[Your instructions]:
Copy each line of the entries beneath that contains the word "Beast".

◆ ◆ ◆ ◆ ◆ ◆ ◆

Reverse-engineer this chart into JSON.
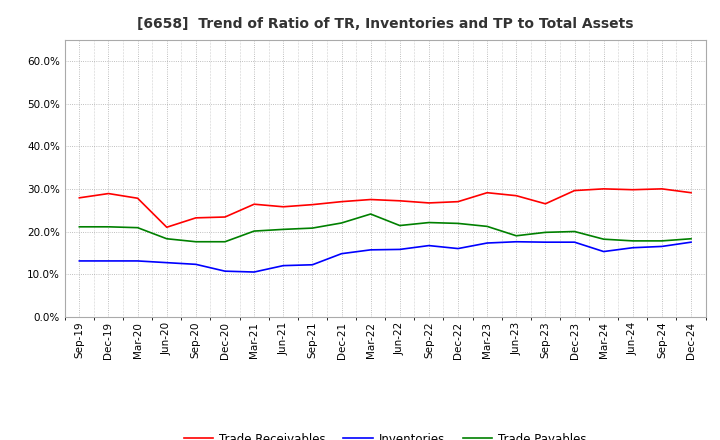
{
  "title": "[6658]  Trend of Ratio of TR, Inventories and TP to Total Assets",
  "x_labels": [
    "Sep-19",
    "Dec-19",
    "Mar-20",
    "Jun-20",
    "Sep-20",
    "Dec-20",
    "Mar-21",
    "Jun-21",
    "Sep-21",
    "Dec-21",
    "Mar-22",
    "Jun-22",
    "Sep-22",
    "Dec-22",
    "Mar-23",
    "Jun-23",
    "Sep-23",
    "Dec-23",
    "Mar-24",
    "Jun-24",
    "Sep-24",
    "Dec-24"
  ],
  "trade_receivables": [
    0.279,
    0.289,
    0.278,
    0.21,
    0.232,
    0.234,
    0.264,
    0.258,
    0.263,
    0.27,
    0.275,
    0.272,
    0.267,
    0.27,
    0.291,
    0.284,
    0.265,
    0.296,
    0.3,
    0.298,
    0.3,
    0.291
  ],
  "inventories": [
    0.131,
    0.131,
    0.131,
    0.127,
    0.123,
    0.107,
    0.105,
    0.12,
    0.122,
    0.148,
    0.157,
    0.158,
    0.167,
    0.16,
    0.173,
    0.176,
    0.175,
    0.175,
    0.153,
    0.162,
    0.165,
    0.175
  ],
  "trade_payables": [
    0.211,
    0.211,
    0.209,
    0.183,
    0.176,
    0.176,
    0.201,
    0.205,
    0.208,
    0.22,
    0.241,
    0.214,
    0.221,
    0.219,
    0.212,
    0.19,
    0.198,
    0.2,
    0.182,
    0.178,
    0.178,
    0.183
  ],
  "line_color_tr": "#FF0000",
  "line_color_inv": "#0000FF",
  "line_color_tp": "#008000",
  "ylim": [
    0.0,
    0.65
  ],
  "yticks": [
    0.0,
    0.1,
    0.2,
    0.3,
    0.4,
    0.5,
    0.6
  ],
  "background_color": "#FFFFFF",
  "grid_color": "#AAAAAA",
  "legend_tr": "Trade Receivables",
  "legend_inv": "Inventories",
  "legend_tp": "Trade Payables"
}
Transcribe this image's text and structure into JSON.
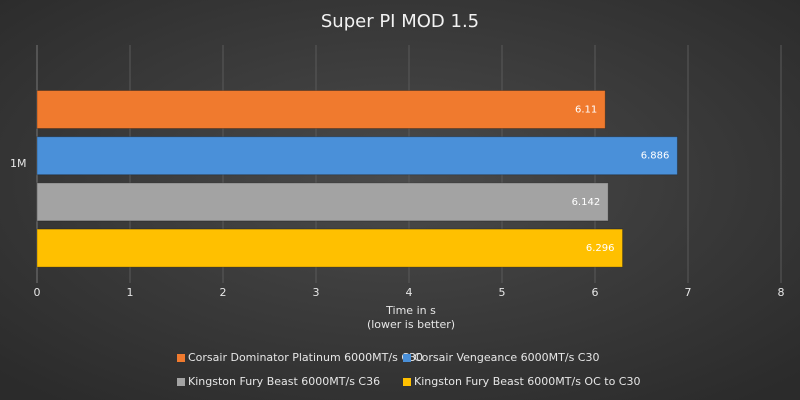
{
  "chart_data": {
    "type": "bar",
    "orientation": "horizontal",
    "title": "Super PI MOD 1.5",
    "categories": [
      "1M"
    ],
    "xlabel": [
      "Time in s",
      "(lower is better)"
    ],
    "series": [
      {
        "name": "Corsair Dominator Platinum 6000MT/s C30",
        "color": "#f07a2e",
        "values": [
          6.11
        ]
      },
      {
        "name": "Corsair Vengeance 6000MT/s C30",
        "color": "#4a90d9",
        "values": [
          6.886
        ]
      },
      {
        "name": "Kingston Fury Beast 6000MT/s C36",
        "color": "#a3a3a3",
        "values": [
          6.142
        ]
      },
      {
        "name": "Kingston Fury Beast 6000MT/s OC to C30",
        "color": "#ffc000",
        "values": [
          6.296
        ]
      }
    ],
    "xlim": [
      0,
      8
    ],
    "xticks": [
      0,
      1,
      2,
      3,
      4,
      5,
      6,
      7,
      8
    ],
    "grid": true
  }
}
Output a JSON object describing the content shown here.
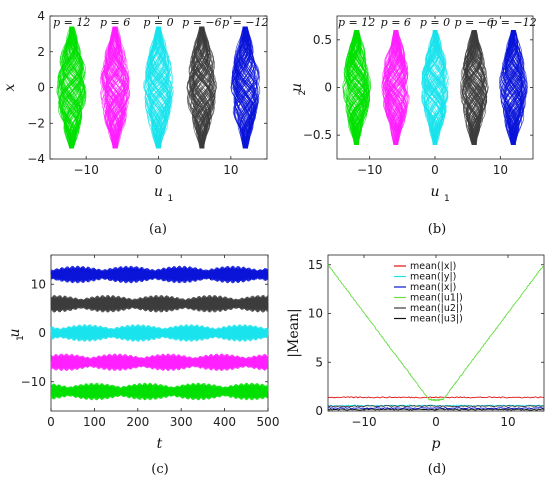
{
  "colors": {
    "green": "#00e000",
    "magenta": "#ff1fff",
    "cyan": "#19e3ec",
    "gray": "#3c3c3c",
    "blue": "#0a14d8",
    "red": "#e01010",
    "lightgreen": "#66dd44",
    "black": "#111111"
  },
  "chart_data": [
    {
      "type": "scatter",
      "panel": "a",
      "caption": "(a)",
      "xlabel": "u",
      "xlabel_sub": "1",
      "ylabel": "x",
      "xlim": [
        -15,
        15
      ],
      "ylim": [
        -4,
        4
      ],
      "xticks": [
        -10,
        0,
        10
      ],
      "yticks": [
        4,
        2,
        0,
        -2,
        -4
      ],
      "series": [
        {
          "label": "p = 12",
          "center": -12,
          "color": "green",
          "halfwidth": 2.1,
          "yrange": [
            -3.4,
            3.4
          ]
        },
        {
          "label": "p = 6",
          "center": -6,
          "color": "magenta",
          "halfwidth": 2.1,
          "yrange": [
            -3.4,
            3.4
          ]
        },
        {
          "label": "p = 0",
          "center": 0,
          "color": "cyan",
          "halfwidth": 2.1,
          "yrange": [
            -3.4,
            3.4
          ]
        },
        {
          "label": "p = −6",
          "center": 6,
          "color": "gray",
          "halfwidth": 2.1,
          "yrange": [
            -3.4,
            3.4
          ]
        },
        {
          "label": "p = −12",
          "center": 12,
          "color": "blue",
          "halfwidth": 2.1,
          "yrange": [
            -3.4,
            3.4
          ]
        }
      ]
    },
    {
      "type": "scatter",
      "panel": "b",
      "caption": "(b)",
      "xlabel": "u",
      "xlabel_sub": "1",
      "ylabel": "u",
      "ylabel_sub": "2",
      "xlim": [
        -15,
        15
      ],
      "ylim": [
        -0.75,
        0.75
      ],
      "xticks": [
        -10,
        0,
        10
      ],
      "yticks": [
        0.5,
        0,
        -0.5
      ],
      "series": [
        {
          "label": "p = 12",
          "center": -12,
          "color": "green",
          "halfwidth": 2.2,
          "yrange": [
            -0.6,
            0.6
          ]
        },
        {
          "label": "p = 6",
          "center": -6,
          "color": "magenta",
          "halfwidth": 2.2,
          "yrange": [
            -0.6,
            0.6
          ]
        },
        {
          "label": "p = 0",
          "center": 0,
          "color": "cyan",
          "halfwidth": 2.2,
          "yrange": [
            -0.6,
            0.6
          ]
        },
        {
          "label": "p = −6",
          "center": 6,
          "color": "gray",
          "halfwidth": 2.2,
          "yrange": [
            -0.6,
            0.6
          ]
        },
        {
          "label": "p = −12",
          "center": 12,
          "color": "blue",
          "halfwidth": 2.2,
          "yrange": [
            -0.6,
            0.6
          ]
        }
      ]
    },
    {
      "type": "line",
      "panel": "c",
      "caption": "(c)",
      "xlabel": "t",
      "ylabel": "u",
      "ylabel_sub": "1",
      "xlim": [
        0,
        500
      ],
      "ylim": [
        -16,
        16
      ],
      "xticks": [
        0,
        100,
        200,
        300,
        400,
        500
      ],
      "yticks": [
        10,
        0,
        -10
      ],
      "series": [
        {
          "center": 12,
          "amp": 1.8,
          "color": "blue"
        },
        {
          "center": 6,
          "amp": 1.8,
          "color": "gray"
        },
        {
          "center": 0,
          "amp": 1.8,
          "color": "cyan"
        },
        {
          "center": -6,
          "amp": 1.8,
          "color": "magenta"
        },
        {
          "center": -12,
          "amp": 1.8,
          "color": "green"
        }
      ]
    },
    {
      "type": "line",
      "panel": "d",
      "caption": "(d)",
      "xlabel": "p",
      "ylabel": "|Mean|",
      "xlim": [
        -15,
        15
      ],
      "ylim": [
        0,
        16
      ],
      "xticks": [
        -10,
        0,
        10
      ],
      "yticks": [
        15,
        10,
        5,
        0
      ],
      "legend_position": "top-center",
      "series": [
        {
          "name": "mean(|x|)",
          "color": "red",
          "x": [
            -15,
            15
          ],
          "y": [
            1.4,
            1.4
          ]
        },
        {
          "name": "mean(|y|)",
          "color": "cyan",
          "x": [
            -15,
            15
          ],
          "y": [
            0.55,
            0.55
          ]
        },
        {
          "name": "mean(|x|)",
          "color": "blue",
          "x": [
            -15,
            15
          ],
          "y": [
            0.3,
            0.3
          ]
        },
        {
          "name": "mean(|u1|)",
          "color": "lightgreen",
          "x": [
            -15,
            -1,
            0,
            1,
            15
          ],
          "y": [
            15,
            1.2,
            1.1,
            1.2,
            15
          ]
        },
        {
          "name": "mean(|u2|)",
          "color": "gray",
          "x": [
            -15,
            15
          ],
          "y": [
            0.5,
            0.5
          ]
        },
        {
          "name": "mean(|u3|)",
          "color": "black",
          "x": [
            -15,
            15
          ],
          "y": [
            0.15,
            0.15
          ]
        }
      ]
    }
  ]
}
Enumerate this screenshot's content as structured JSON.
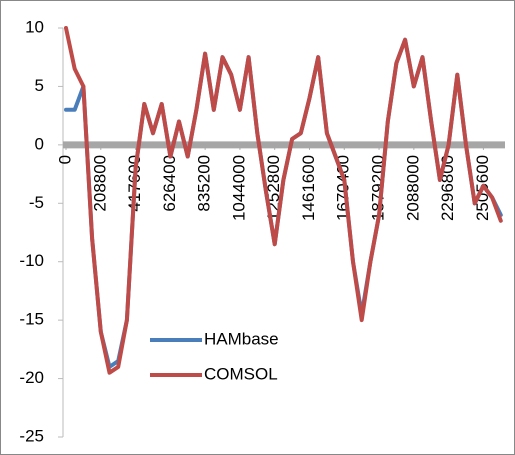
{
  "chart_data": {
    "type": "line",
    "x": [
      0,
      52200,
      104400,
      156600,
      208800,
      261000,
      313200,
      365400,
      417600,
      469800,
      522000,
      574200,
      626400,
      678600,
      730800,
      783000,
      835200,
      887400,
      939600,
      991800,
      1044000,
      1096200,
      1148400,
      1200600,
      1252800,
      1305000,
      1357200,
      1409400,
      1461600,
      1513800,
      1566000,
      1618200,
      1670400,
      1722600,
      1774800,
      1827000,
      1879200,
      1931400,
      1983600,
      2035800,
      2088000,
      2140200,
      2192400,
      2244600,
      2296800,
      2349000,
      2401200,
      2453400,
      2505600,
      2557800,
      2610000
    ],
    "series": [
      {
        "name": "HAMbase",
        "color": "#4a7ebb",
        "values": [
          3,
          3,
          5,
          -8,
          -16,
          -19,
          -18.5,
          -15,
          -2,
          3.5,
          1,
          3.5,
          -1,
          2,
          -1,
          3,
          7.8,
          3,
          7.5,
          6,
          3,
          7.5,
          1,
          -4,
          -8.5,
          -3,
          0.5,
          1,
          4,
          7.5,
          1,
          -1,
          -3,
          -10,
          -14.5,
          -10,
          -6,
          2,
          7,
          9,
          5,
          7.5,
          2,
          -3,
          0,
          6,
          0,
          -5,
          -3.5,
          -4.5,
          -6
        ]
      },
      {
        "name": "COMSOL",
        "color": "#be4b48",
        "values": [
          10,
          6.5,
          5,
          -8,
          -16,
          -19.5,
          -19,
          -15,
          -2,
          3.5,
          1,
          3.5,
          -1,
          2,
          -1,
          3,
          7.8,
          3,
          7.5,
          6,
          3,
          7.5,
          1,
          -4,
          -8.5,
          -3,
          0.5,
          1,
          4,
          7.5,
          1,
          -1,
          -3,
          -10,
          -15,
          -10,
          -6,
          2,
          7,
          9,
          5,
          7.5,
          2,
          -3,
          0,
          6,
          0,
          -5,
          -3.5,
          -4.5,
          -6.5
        ]
      }
    ],
    "xlim": [
      0,
      2635200
    ],
    "xticks": [
      0,
      208800,
      417600,
      626400,
      835200,
      1044000,
      1252800,
      1461600,
      1670400,
      1879200,
      2088000,
      2296800,
      2505600
    ],
    "ylim": [
      -25,
      10
    ],
    "yticks": [
      10,
      5,
      0,
      -5,
      -10,
      -15,
      -20,
      -25
    ],
    "grid": false,
    "legend": "lower-left"
  }
}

◆ ◆ ◆ ◆ ◆ ◆ ◆

[Result]:
        "name": "Kingston Fury Beast 6000MT/s C36",
        "name": "Kingston Fury Beast 6000MT/s OC to C30",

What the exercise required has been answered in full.